*** Provided entries ***
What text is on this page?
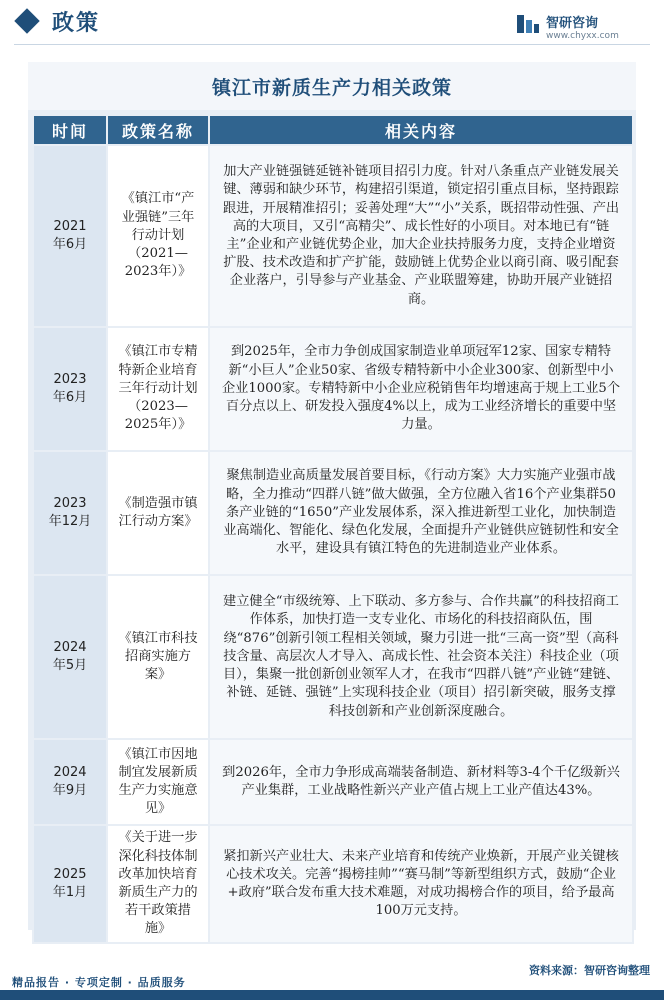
政策	智研咨询
www.chyxx.com
镇江市新质生产力相关政策
时间	政策名称	相关内容
2021年6月	《镇江市“产业强链”三年行动计划（2021—2023年）》	加大产业链强链延链补链项目招引力度。针对八条重点产业链发展关键、薄弱和缺少环节，构建招引渠道，锁定招引重点目标，坚持跟踪跟进，开展精准招引；妥善处理“大”“小”关系，既招带动性强、产出高的大项目，又引“高精尖”、成长性好的小项目。对本地已有“链主”企业和产业链优势企业，加大企业扶持服务力度，支持企业增资扩股、技术改造和扩产扩能，鼓励链上优势企业以商引商、吸引配套企业落户，引导参与产业基金、产业联盟筹建，协助开展产业链招商。
2023年6月	《镇江市专精特新企业培育三年行动计划（2023—2025年）》	到2025年，全市力争创成国家制造业单项冠军12家、国家专精特新“小巨人”企业50家、省级专精特新中小企业300家、创新型中小企业1000家。专精特新中小企业应税销售年均增速高于规上工业5个百分点以上、研发投入强度4%以上，成为工业经济增长的重要中坚力量。
2023年12月	《制造强市镇江行动方案》	聚焦制造业高质量发展首要目标，《行动方案》大力实施产业强市战略，全力推动“四群八链”做大做强，全方位融入省16个产业集群50条产业链的“1650”产业发展体系，深入推进新型工业化，加快制造业高端化、智能化、绿色化发展，全面提升产业链供应链韧性和安全水平，建设具有镇江特色的先进制造业产业体系。
2024年5月	《镇江市科技招商实施方案》	建立健全“市级统筹、上下联动、多方参与、合作共赢”的科技招商工作体系，加快打造一支专业化、市场化的科技招商队伍，围绕“876”创新引领工程相关领域，聚力引进一批“三高一资”型（高科技含量、高层次人才导入、高成长性、社会资本关注）科技企业（项目），集聚一批创新创业领军人才，在我市“四群八链”产业链“建链、补链、延链、强链”上实现科技企业（项目）招引新突破，服务支撑科技创新和产业创新深度融合。
2024年9月	《镇江市因地制宜发展新质生产力实施意见》	到2026年，全市力争形成高端装备制造、新材料等3-4个千亿级新兴产业集群，工业战略性新兴产业产值占规上工业产值达43%。
2025年1月	《关于进一步深化科技体制改革加快培育新质生产力的若干政策措施》	紧扣新兴产业壮大、未来产业培育和传统产业焕新，开展产业关键核心技术攻关。完善“揭榜挂帅”“赛马制”等新型组织方式，鼓励“企业+政府”联合发布重大技术难题，对成功揭榜合作的项目，给予最高100万元支持。
资料来源：智研咨询整理
精品报告 · 专项定制 · 品质服务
***
Each entry must be retyped word for word, with every image omitted.

What text is on this page?
政策	智研咨询
www.chyxx.com
镇江市新质生产力相关政策
时间	政策名称	相关内容
2021年6月	《镇江市“产业强链”三年行动计划（2021—2023年）》	加大产业链强链延链补链项目招引力度。针对八条重点产业链发展关键、薄弱和缺少环节，构建招引渠道，锁定招引重点目标，坚持跟踪跟进，开展精准招引；妥善处理“大”“小”关系，既招带动性强、产出高的大项目，又引“高精尖”、成长性好的小项目。对本地已有“链主”企业和产业链优势企业，加大企业扶持服务力度，支持企业增资扩股、技术改造和扩产扩能，鼓励链上优势企业以商引商、吸引配套企业落户，引导参与产业基金、产业联盟筹建，协助开展产业链招商。
2023年6月	《镇江市专精特新企业培育三年行动计划（2023—2025年）》	到2025年，全市力争创成国家制造业单项冠军12家、国家专精特新“小巨人”企业50家、省级专精特新中小企业300家、创新型中小企业1000家。专精特新中小企业应税销售年均增速高于规上工业5个百分点以上、研发投入强度4%以上，成为工业经济增长的重要中坚力量。
2023年12月	《制造强市镇江行动方案》	聚焦制造业高质量发展首要目标，《行动方案》大力实施产业强市战略，全力推动“四群八链”做大做强，全方位融入省16个产业集群50条产业链的“1650”产业发展体系，深入推进新型工业化，加快制造业高端化、智能化、绿色化发展，全面提升产业链供应链韧性和安全水平，建设具有镇江特色的先进制造业产业体系。
2024年5月	《镇江市科技招商实施方案》	建立健全“市级统筹、上下联动、多方参与、合作共赢”的科技招商工作体系，加快打造一支专业化、市场化的科技招商队伍，围绕“876”创新引领工程相关领域，聚力引进一批“三高一资”型（高科技含量、高层次人才导入、高成长性、社会资本关注）科技企业（项目），集聚一批创新创业领军人才，在我市“四群八链”产业链“建链、补链、延链、强链”上实现科技企业（项目）招引新突破，服务支撑科技创新和产业创新深度融合。
2024年9月	《镇江市因地制宜发展新质生产力实施意见》	到2026年，全市力争形成高端装备制造、新材料等3-4个千亿级新兴产业集群，工业战略性新兴产业产值占规上工业产值达43%。
2025年1月	《关于进一步深化科技体制改革加快培育新质生产力的若干政策措施》	紧扣新兴产业壮大、未来产业培育和传统产业焕新，开展产业关键核心技术攻关。完善“揭榜挂帅”“赛马制”等新型组织方式，鼓励“企业+政府”联合发布重大技术难题，对成功揭榜合作的项目，给予最高100万元支持。
资料来源：智研咨询整理
精品报告 · 专项定制 · 品质服务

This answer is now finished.